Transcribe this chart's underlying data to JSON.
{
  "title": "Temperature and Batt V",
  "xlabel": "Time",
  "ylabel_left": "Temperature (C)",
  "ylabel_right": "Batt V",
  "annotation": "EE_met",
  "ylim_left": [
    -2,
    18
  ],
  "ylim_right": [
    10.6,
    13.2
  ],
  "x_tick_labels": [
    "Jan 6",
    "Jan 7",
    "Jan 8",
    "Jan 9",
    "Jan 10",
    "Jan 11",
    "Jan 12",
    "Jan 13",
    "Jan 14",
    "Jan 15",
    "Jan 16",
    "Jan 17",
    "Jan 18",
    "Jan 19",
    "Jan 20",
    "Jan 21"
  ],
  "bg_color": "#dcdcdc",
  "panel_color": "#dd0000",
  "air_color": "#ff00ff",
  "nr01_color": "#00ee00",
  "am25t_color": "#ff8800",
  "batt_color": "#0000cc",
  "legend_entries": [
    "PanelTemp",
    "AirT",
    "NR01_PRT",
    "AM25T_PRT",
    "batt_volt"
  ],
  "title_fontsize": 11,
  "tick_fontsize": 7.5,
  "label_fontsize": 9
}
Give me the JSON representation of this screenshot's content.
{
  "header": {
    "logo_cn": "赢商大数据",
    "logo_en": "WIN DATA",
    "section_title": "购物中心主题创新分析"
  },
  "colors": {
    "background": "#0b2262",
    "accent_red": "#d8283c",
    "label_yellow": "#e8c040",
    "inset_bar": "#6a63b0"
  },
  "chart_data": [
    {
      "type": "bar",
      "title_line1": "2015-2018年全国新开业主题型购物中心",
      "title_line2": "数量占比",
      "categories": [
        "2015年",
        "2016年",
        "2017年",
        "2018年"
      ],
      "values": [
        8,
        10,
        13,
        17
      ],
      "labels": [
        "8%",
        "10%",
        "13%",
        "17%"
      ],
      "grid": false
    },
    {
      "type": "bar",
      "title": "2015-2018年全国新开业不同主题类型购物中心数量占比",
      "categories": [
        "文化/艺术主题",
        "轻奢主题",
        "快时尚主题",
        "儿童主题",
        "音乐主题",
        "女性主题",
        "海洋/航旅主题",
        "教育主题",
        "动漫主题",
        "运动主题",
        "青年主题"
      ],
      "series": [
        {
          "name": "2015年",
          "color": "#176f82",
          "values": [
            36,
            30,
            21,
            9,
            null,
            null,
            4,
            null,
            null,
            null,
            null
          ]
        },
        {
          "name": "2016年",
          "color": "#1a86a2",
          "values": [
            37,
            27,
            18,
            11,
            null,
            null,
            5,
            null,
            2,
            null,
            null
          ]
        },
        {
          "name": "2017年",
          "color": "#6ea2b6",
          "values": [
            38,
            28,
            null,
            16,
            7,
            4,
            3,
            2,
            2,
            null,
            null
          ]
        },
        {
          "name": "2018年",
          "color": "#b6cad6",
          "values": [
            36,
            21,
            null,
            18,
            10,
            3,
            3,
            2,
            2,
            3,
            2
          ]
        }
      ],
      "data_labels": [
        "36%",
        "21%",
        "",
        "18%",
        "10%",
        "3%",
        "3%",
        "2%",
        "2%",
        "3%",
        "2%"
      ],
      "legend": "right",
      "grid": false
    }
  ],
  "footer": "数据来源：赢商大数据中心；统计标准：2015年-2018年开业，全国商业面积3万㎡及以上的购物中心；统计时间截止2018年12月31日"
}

SHORT EXERCISE => Write out the full listing, keeping every line exactly as it is.

ANSWER TO THE EXERCISE =>
Transcribe this chart's underlying data to JSON.
{
  "title": "Temperature and Batt V",
  "xlabel": "Time",
  "ylabel_left": "Temperature (C)",
  "ylabel_right": "Batt V",
  "annotation": "EE_met",
  "ylim_left": [
    -2,
    18
  ],
  "ylim_right": [
    10.6,
    13.2
  ],
  "x_tick_labels": [
    "Jan 6",
    "Jan 7",
    "Jan 8",
    "Jan 9",
    "Jan 10",
    "Jan 11",
    "Jan 12",
    "Jan 13",
    "Jan 14",
    "Jan 15",
    "Jan 16",
    "Jan 17",
    "Jan 18",
    "Jan 19",
    "Jan 20",
    "Jan 21"
  ],
  "bg_color": "#dcdcdc",
  "panel_color": "#dd0000",
  "air_color": "#ff00ff",
  "nr01_color": "#00ee00",
  "am25t_color": "#ff8800",
  "batt_color": "#0000cc",
  "legend_entries": [
    "PanelTemp",
    "AirT",
    "NR01_PRT",
    "AM25T_PRT",
    "batt_volt"
  ],
  "title_fontsize": 11,
  "tick_fontsize": 7.5,
  "label_fontsize": 9
}
Give me the JSON representation of this screenshot's content.
{
  "header": {
    "logo_cn": "赢商大数据",
    "logo_en": "WIN DATA",
    "section_title": "购物中心主题创新分析"
  },
  "colors": {
    "background": "#0b2262",
    "accent_red": "#d8283c",
    "label_yellow": "#e8c040",
    "inset_bar": "#6a63b0"
  },
  "chart_data": [
    {
      "type": "bar",
      "title_line1": "2015-2018年全国新开业主题型购物中心",
      "title_line2": "数量占比",
      "categories": [
        "2015年",
        "2016年",
        "2017年",
        "2018年"
      ],
      "values": [
        8,
        10,
        13,
        17
      ],
      "labels": [
        "8%",
        "10%",
        "13%",
        "17%"
      ],
      "grid": false
    },
    {
      "type": "bar",
      "title": "2015-2018年全国新开业不同主题类型购物中心数量占比",
      "categories": [
        "文化/艺术主题",
        "轻奢主题",
        "快时尚主题",
        "儿童主题",
        "音乐主题",
        "女性主题",
        "海洋/航旅主题",
        "教育主题",
        "动漫主题",
        "运动主题",
        "青年主题"
      ],
      "series": [
        {
          "name": "2015年",
          "color": "#176f82",
          "values": [
            36,
            30,
            21,
            9,
            null,
            null,
            4,
            null,
            null,
            null,
            null
          ]
        },
        {
          "name": "2016年",
          "color": "#1a86a2",
          "values": [
            37,
            27,
            18,
            11,
            null,
            null,
            5,
            null,
            2,
            null,
            null
          ]
        },
        {
          "name": "2017年",
          "color": "#6ea2b6",
          "values": [
            38,
            28,
            null,
            16,
            7,
            4,
            3,
            2,
            2,
            null,
            null
          ]
        },
        {
          "name": "2018年",
          "color": "#b6cad6",
          "values": [
            36,
            21,
            null,
            18,
            10,
            3,
            3,
            2,
            2,
            3,
            2
          ]
        }
      ],
      "data_labels": [
        "36%",
        "21%",
        "",
        "18%",
        "10%",
        "3%",
        "3%",
        "2%",
        "2%",
        "3%",
        "2%"
      ],
      "legend": "right",
      "grid": false
    }
  ],
  "footer": "数据来源：赢商大数据中心；统计标准：2015年-2018年开业，全国商业面积3万㎡及以上的购物中心；统计时间截止2018年12月31日"
}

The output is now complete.